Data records
■ ■ ■ ■ ■ ■ ■
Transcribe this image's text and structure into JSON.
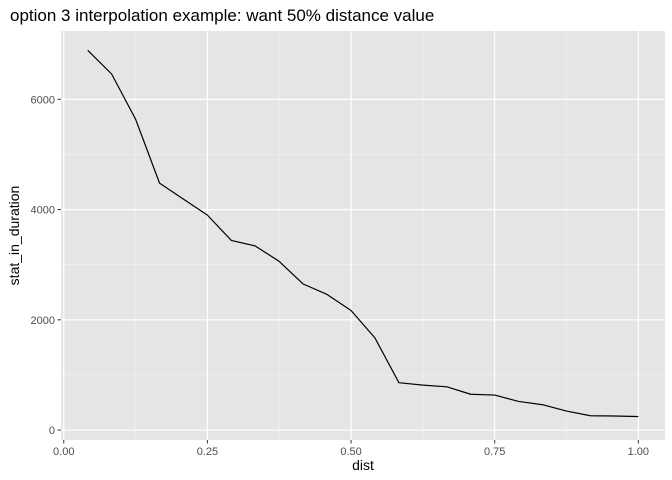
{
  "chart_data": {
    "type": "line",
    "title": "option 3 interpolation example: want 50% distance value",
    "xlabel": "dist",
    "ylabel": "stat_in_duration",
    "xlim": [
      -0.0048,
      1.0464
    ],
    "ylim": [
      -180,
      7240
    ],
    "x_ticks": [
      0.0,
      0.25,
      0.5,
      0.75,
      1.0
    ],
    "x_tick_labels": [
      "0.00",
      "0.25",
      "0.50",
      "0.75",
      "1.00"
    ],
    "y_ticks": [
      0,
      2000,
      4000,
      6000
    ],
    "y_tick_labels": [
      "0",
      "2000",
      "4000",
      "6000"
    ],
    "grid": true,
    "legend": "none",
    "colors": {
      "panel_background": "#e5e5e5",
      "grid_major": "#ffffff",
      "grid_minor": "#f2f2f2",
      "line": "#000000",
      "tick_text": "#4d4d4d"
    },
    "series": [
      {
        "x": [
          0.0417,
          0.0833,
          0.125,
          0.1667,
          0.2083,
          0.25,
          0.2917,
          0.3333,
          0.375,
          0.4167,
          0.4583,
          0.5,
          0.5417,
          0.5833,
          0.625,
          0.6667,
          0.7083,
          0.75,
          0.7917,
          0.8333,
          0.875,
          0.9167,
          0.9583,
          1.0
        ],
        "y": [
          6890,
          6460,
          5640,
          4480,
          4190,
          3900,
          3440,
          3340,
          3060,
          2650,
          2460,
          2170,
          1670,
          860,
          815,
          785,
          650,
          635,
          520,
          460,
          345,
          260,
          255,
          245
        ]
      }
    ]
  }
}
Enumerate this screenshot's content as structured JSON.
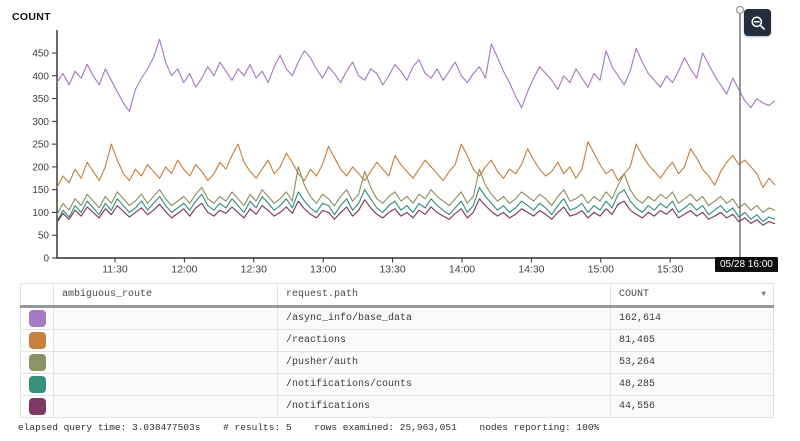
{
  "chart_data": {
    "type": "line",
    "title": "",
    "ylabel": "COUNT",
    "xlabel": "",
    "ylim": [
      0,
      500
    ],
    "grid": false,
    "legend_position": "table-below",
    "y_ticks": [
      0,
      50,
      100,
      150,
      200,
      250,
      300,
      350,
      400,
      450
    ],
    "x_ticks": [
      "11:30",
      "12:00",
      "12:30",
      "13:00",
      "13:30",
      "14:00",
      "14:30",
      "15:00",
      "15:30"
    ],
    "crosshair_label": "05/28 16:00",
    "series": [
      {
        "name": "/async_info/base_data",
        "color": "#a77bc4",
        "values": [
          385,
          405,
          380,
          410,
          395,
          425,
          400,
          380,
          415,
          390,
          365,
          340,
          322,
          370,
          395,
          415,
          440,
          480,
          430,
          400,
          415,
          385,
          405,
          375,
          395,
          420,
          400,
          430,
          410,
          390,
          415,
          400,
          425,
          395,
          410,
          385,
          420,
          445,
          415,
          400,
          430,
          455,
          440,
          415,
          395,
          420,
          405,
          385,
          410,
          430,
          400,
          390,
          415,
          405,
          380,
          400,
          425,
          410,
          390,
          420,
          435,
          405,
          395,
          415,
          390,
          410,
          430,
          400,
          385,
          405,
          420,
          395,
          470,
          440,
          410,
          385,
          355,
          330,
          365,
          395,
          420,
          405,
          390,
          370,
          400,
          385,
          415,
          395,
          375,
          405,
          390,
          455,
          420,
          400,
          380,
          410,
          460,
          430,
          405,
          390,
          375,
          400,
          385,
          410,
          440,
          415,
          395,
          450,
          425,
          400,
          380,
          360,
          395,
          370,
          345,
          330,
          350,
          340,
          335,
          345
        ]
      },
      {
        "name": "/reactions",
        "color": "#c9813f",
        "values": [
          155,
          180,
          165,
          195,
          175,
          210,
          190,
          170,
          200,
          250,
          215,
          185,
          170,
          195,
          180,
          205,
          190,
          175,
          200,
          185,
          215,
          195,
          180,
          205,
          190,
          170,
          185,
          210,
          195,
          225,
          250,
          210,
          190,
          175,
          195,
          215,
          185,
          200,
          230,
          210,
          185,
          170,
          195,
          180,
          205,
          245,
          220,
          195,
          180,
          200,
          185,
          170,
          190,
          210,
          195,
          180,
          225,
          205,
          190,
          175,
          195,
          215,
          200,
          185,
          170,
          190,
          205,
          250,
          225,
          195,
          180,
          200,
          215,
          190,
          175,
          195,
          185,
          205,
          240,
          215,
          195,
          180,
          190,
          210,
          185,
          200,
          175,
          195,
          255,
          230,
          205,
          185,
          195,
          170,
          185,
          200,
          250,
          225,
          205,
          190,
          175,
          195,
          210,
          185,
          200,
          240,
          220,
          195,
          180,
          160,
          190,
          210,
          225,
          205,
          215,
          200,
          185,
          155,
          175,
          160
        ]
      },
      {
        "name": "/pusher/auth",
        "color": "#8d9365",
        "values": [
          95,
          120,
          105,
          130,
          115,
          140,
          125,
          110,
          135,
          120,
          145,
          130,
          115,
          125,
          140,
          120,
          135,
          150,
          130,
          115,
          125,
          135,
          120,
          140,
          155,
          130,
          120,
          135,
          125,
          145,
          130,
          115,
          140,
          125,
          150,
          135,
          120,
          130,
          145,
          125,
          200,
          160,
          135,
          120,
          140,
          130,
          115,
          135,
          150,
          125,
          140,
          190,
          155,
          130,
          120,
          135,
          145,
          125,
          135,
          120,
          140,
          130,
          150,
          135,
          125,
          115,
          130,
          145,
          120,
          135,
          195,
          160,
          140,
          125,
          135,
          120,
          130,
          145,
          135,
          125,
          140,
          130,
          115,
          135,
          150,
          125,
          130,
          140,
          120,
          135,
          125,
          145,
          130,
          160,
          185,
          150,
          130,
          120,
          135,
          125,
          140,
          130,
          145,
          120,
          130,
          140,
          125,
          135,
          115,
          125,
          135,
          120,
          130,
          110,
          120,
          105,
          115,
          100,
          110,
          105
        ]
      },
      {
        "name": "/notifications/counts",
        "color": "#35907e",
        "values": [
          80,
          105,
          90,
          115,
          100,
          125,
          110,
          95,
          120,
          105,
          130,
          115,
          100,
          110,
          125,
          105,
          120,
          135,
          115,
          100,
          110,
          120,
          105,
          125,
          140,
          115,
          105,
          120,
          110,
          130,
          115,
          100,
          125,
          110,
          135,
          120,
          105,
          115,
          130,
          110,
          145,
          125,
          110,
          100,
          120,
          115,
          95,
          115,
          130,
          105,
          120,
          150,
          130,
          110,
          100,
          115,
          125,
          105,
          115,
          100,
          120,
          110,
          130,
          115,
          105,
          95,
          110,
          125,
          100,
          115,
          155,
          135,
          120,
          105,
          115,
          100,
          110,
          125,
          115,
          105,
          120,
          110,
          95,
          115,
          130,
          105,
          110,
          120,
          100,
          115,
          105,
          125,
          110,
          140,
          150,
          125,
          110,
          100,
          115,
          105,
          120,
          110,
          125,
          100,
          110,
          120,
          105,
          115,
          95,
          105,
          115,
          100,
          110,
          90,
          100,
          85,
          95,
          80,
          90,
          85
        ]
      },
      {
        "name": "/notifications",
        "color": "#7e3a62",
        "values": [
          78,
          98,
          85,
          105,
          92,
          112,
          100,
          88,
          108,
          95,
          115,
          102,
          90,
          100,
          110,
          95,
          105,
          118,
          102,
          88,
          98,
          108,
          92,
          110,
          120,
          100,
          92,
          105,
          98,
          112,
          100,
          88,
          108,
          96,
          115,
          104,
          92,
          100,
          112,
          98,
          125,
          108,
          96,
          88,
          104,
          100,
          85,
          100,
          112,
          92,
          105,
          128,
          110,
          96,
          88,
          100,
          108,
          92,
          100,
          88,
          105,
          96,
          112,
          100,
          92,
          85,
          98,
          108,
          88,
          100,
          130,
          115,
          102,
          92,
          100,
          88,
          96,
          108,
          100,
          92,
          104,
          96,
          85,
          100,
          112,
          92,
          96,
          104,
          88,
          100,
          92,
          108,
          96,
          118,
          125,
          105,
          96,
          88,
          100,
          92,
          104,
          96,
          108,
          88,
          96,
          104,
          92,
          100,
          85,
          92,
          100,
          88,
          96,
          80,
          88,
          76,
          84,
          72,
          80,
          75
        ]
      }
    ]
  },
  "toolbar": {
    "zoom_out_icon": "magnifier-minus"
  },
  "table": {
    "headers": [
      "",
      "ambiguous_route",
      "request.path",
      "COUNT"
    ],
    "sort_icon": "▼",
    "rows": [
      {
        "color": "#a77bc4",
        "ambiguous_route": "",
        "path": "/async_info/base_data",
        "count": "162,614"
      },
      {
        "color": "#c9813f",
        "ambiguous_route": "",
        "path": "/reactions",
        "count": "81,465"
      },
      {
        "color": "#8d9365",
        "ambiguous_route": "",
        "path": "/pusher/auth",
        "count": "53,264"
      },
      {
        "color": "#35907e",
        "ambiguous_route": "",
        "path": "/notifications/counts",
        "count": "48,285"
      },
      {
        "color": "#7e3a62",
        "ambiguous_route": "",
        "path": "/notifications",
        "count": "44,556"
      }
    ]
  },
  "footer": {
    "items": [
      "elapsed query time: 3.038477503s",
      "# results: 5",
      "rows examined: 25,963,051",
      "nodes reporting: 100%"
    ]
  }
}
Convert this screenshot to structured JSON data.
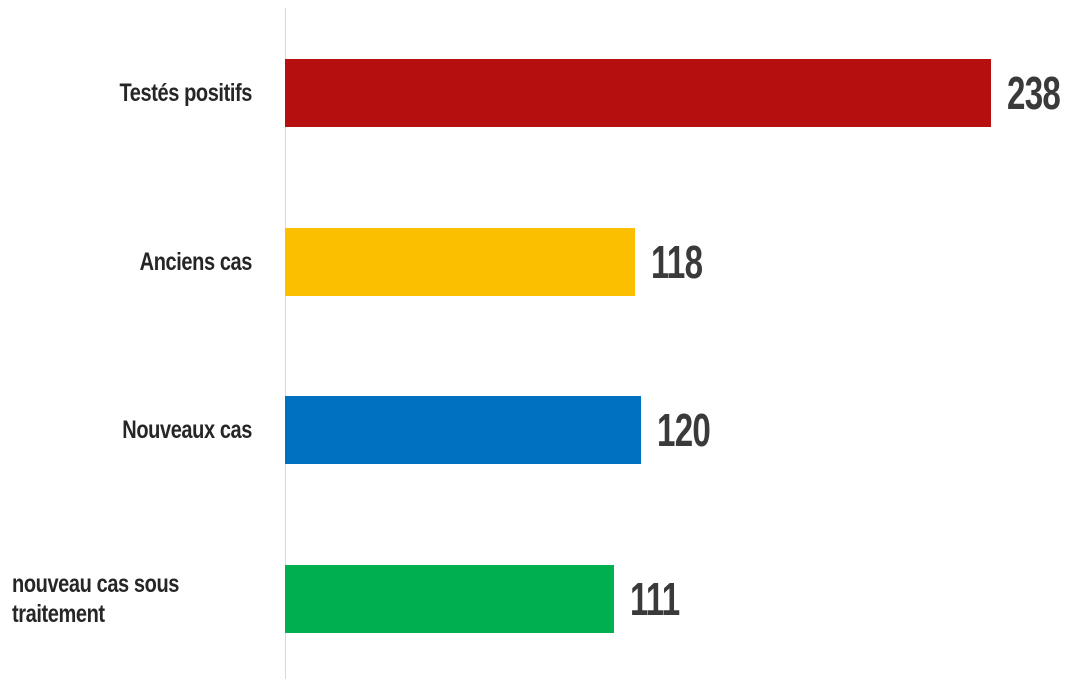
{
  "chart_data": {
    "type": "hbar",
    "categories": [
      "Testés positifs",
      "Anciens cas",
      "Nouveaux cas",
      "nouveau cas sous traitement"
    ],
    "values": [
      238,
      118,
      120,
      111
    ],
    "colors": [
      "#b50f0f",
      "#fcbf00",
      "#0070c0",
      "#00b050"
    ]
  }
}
■ ■ ■ ■ ■ ■ ■
Set problem: Retype, without any picture, exactly the lines from the one with "Convert this screenshot" through the end of the entries, inclusive.

Result of the exercise:
Convert this screenshot to structured JSON data.
{
  "chart_data": {
    "type": "hbar",
    "categories": [
      "Testés positifs",
      "Anciens cas",
      "Nouveaux cas",
      "nouveau cas sous traitement"
    ],
    "values": [
      238,
      118,
      120,
      111
    ],
    "colors": [
      "#b50f0f",
      "#fcbf00",
      "#0070c0",
      "#00b050"
    ]
  }
}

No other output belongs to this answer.